* [What is asked]
In the passage on land use eco-efficiency that follows, which years does the study's analysis of China's land use eco-efficiency cover?

BEGIN Passage provided

Basing on the research of You [26] on land use eco-efficiency, we defined land use eco-efficiency under the constraint of carbon emissions in this paper, that is driven by economic and social changes and innovations and maximizes the input and output with the minimum CO₂ emission in the process of transforming regional land use patterns corresponding to the transition from one to another in the stage of economic and social development over a period of time. For the research content, studies on the eco-efficiency of land use are very few, the selection of indicators is mostly from the aspects of society, economy and ecology, and the policy regulation and control functions of the management of land use eco-efficiency is usually ignored. Simultaneously, very few studies have included land use carbon emissions into the efficiency of an input–output index system as an unexpected output. The estimation method that considered only the direction distance function of radial or non-radial methods overestimates or underestimates the evaluation object and the deviation between the estimation and actual results. According to Cooper et al. [27], the measurement models of efficiency are divided into radial and angular, radial and non-angular, non-radial and angular, and non-radial and non-angular. In the radial model, an input or output should vary in proportion in the evaluation of efficiency. In the angular model, a choice should be made according to the input (assuming constant output) or output (assuming constant input). In the research method of Tone [28], radial and non-radial directional distance functions are combined into mixed directional distance functions so that the defects of the original method are prevented. Hence, according to the constraint of C emissions, in this paper, we constructed the input–output system of land use eco-efficiency from the aspects of social, economic, ecological, and government management for the analysis of the evolution rule of China’s land use eco-efficiency by using a mixed directional distance function from 2003 to 2015. Meanwhile, we adopted spatial autocorrelation analysis methods to explore the spatial-temporal evolution and dynamic evolution rules of land use eco-efficiency in China and to provide a scientific basis for the promotion and steady development of land use eco-efficiency.

2. Methodology and Data Specification

2.1. Methodology

2.1.1. Land Use Eco-efficiency Estimation Method

Directional distance function can solve the efficiency evaluation problem of bad output and is widely used in efficiency evaluation when an unexpected output is considered. The expression form is as follows:

$$\stackrel{\rightharpoonup }{D_0}\left(x,y,b;g\right)=max\left\{\beta :\left(y,b\right)+\beta gϵP\left(x\right)\right\},$$

(1)

END Passage provided
BEGIN Raw records

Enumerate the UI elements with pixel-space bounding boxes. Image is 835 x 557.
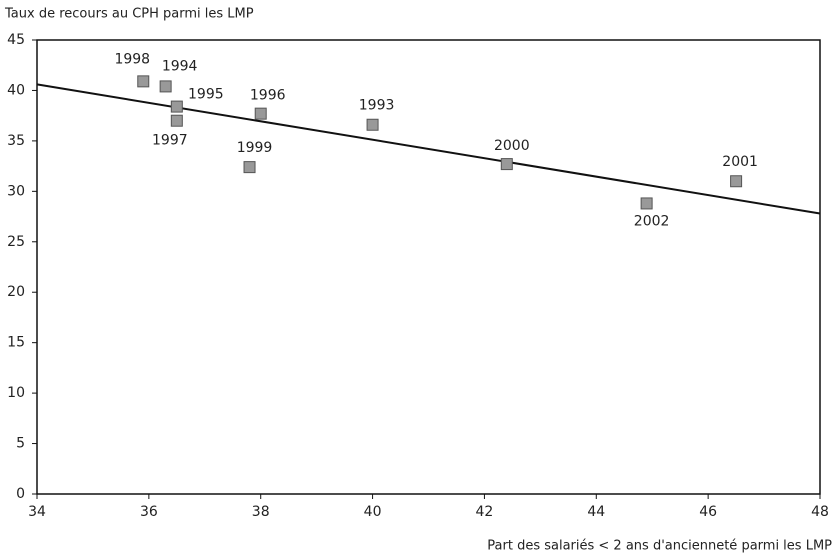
point	[640, 197, 653, 210]
point-label: 1998	[114, 51, 150, 67]
x-axis-title: Part des salariés < 2 ans d'ancienneté p…	[487, 539, 832, 554]
point	[137, 75, 150, 88]
y-tick-label: 5	[16, 436, 25, 452]
point-label: 1999	[237, 140, 273, 156]
point	[254, 107, 267, 120]
y-tick-label: 10	[7, 385, 25, 401]
x-tick-label: 42	[476, 504, 494, 520]
point-label: 1995	[188, 87, 224, 103]
y-axis-title: Taux de recours au CPH parmi les LMP	[4, 7, 254, 22]
point-label: 2001	[722, 154, 758, 170]
y-tick-label: 35	[7, 133, 25, 149]
point	[170, 100, 183, 113]
point	[366, 118, 379, 131]
y-tick-label: 0	[16, 486, 25, 502]
x-tick-label: 44	[587, 504, 605, 520]
point	[159, 80, 172, 93]
point	[500, 158, 513, 171]
y-tick-label: 20	[7, 284, 25, 300]
point	[170, 114, 183, 127]
x-tick-label: 34	[28, 504, 46, 520]
point-label: 2000	[494, 138, 530, 154]
y-tick-label: 15	[7, 335, 25, 351]
point	[243, 161, 256, 174]
trend-line	[36, 83, 821, 215]
point-label: 2002	[634, 213, 670, 229]
y-tick-label: 40	[7, 82, 25, 98]
x-tick-label: 40	[364, 504, 382, 520]
x-tick-label: 46	[699, 504, 717, 520]
y-tick-label: 45	[7, 32, 25, 48]
point-label: 1996	[250, 88, 286, 104]
y-tick-label: 30	[7, 183, 25, 199]
plot-frame	[36, 39, 821, 495]
x-tick-label: 36	[140, 504, 158, 520]
point-label: 1993	[359, 98, 395, 114]
point-label: 1994	[162, 58, 198, 74]
point-label: 1997	[152, 133, 188, 149]
y-tick-label: 25	[7, 234, 25, 250]
point	[730, 175, 743, 188]
x-tick-label: 48	[811, 504, 829, 520]
x-tick-label: 38	[252, 504, 270, 520]
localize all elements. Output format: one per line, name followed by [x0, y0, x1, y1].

END Raw records

* [Correct answer]
From 2003 to 2015.